Start of Given entries

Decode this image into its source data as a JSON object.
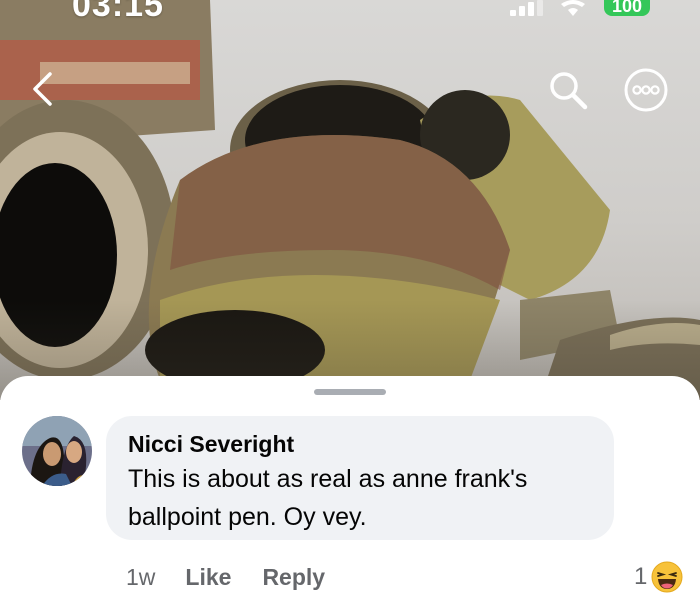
{
  "status_bar": {
    "time": "03:15",
    "battery": "100",
    "battery_color": "#34c759"
  },
  "nav": {
    "back_icon": "chevron-left-icon",
    "search_icon": "magnifier-icon",
    "more_icon": "ellipsis-circle-icon"
  },
  "comment": {
    "author": "Nicci Severight",
    "text_line1": "This is about as real as anne frank's",
    "text_line2": "ballpoint pen. Oy vey.",
    "time_ago": "1w",
    "like_label": "Like",
    "reply_label": "Reply",
    "reaction_count": "1",
    "reaction_icon": "haha-emoji-icon"
  },
  "colors": {
    "bubble": "#f0f2f5",
    "secondary_text": "#65676b",
    "primary_text": "#050505"
  }
}
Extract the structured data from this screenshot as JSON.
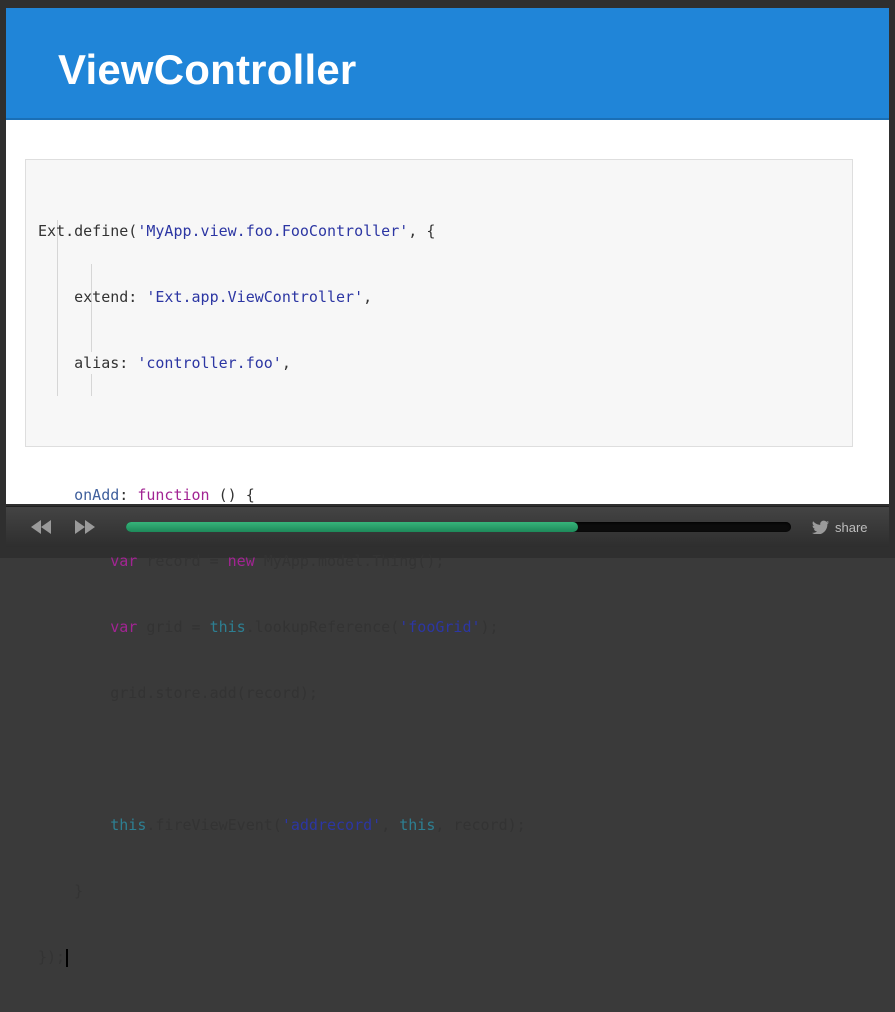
{
  "slide": {
    "title": "ViewController",
    "code_lines": [
      "Ext.define('MyApp.view.foo.FooController', {",
      "    extend: 'Ext.app.ViewController',",
      "    alias: 'controller.foo',",
      "",
      "    onAdd: function () {",
      "        var record = new MyApp.model.Thing();",
      "        var grid = this.lookupReference('fooGrid');",
      "        grid.store.add(record);",
      "",
      "        this.fireViewEvent('addrecord', this, record);",
      "    }",
      "});"
    ]
  },
  "player": {
    "rewind_icon": "rewind-icon",
    "forward_icon": "fast-forward-icon",
    "progress": 0.68,
    "share_label": "share",
    "share_icon": "twitter-bird-icon"
  },
  "colors": {
    "header": "#2085d8",
    "progress": "#2a9e6a"
  }
}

End of Given entries

What to do:
Write out again, exactly, each line from the one containing "Extract the structured" through the last line of the entries, and omit every picture.

Output of the task:
Extract the structured data from this screenshot as JSON.
{
  "slide": {
    "title": "ViewController",
    "code_lines": [
      "Ext.define('MyApp.view.foo.FooController', {",
      "    extend: 'Ext.app.ViewController',",
      "    alias: 'controller.foo',",
      "",
      "    onAdd: function () {",
      "        var record = new MyApp.model.Thing();",
      "        var grid = this.lookupReference('fooGrid');",
      "        grid.store.add(record);",
      "",
      "        this.fireViewEvent('addrecord', this, record);",
      "    }",
      "});"
    ]
  },
  "player": {
    "rewind_icon": "rewind-icon",
    "forward_icon": "fast-forward-icon",
    "progress": 0.68,
    "share_label": "share",
    "share_icon": "twitter-bird-icon"
  },
  "colors": {
    "header": "#2085d8",
    "progress": "#2a9e6a"
  }
}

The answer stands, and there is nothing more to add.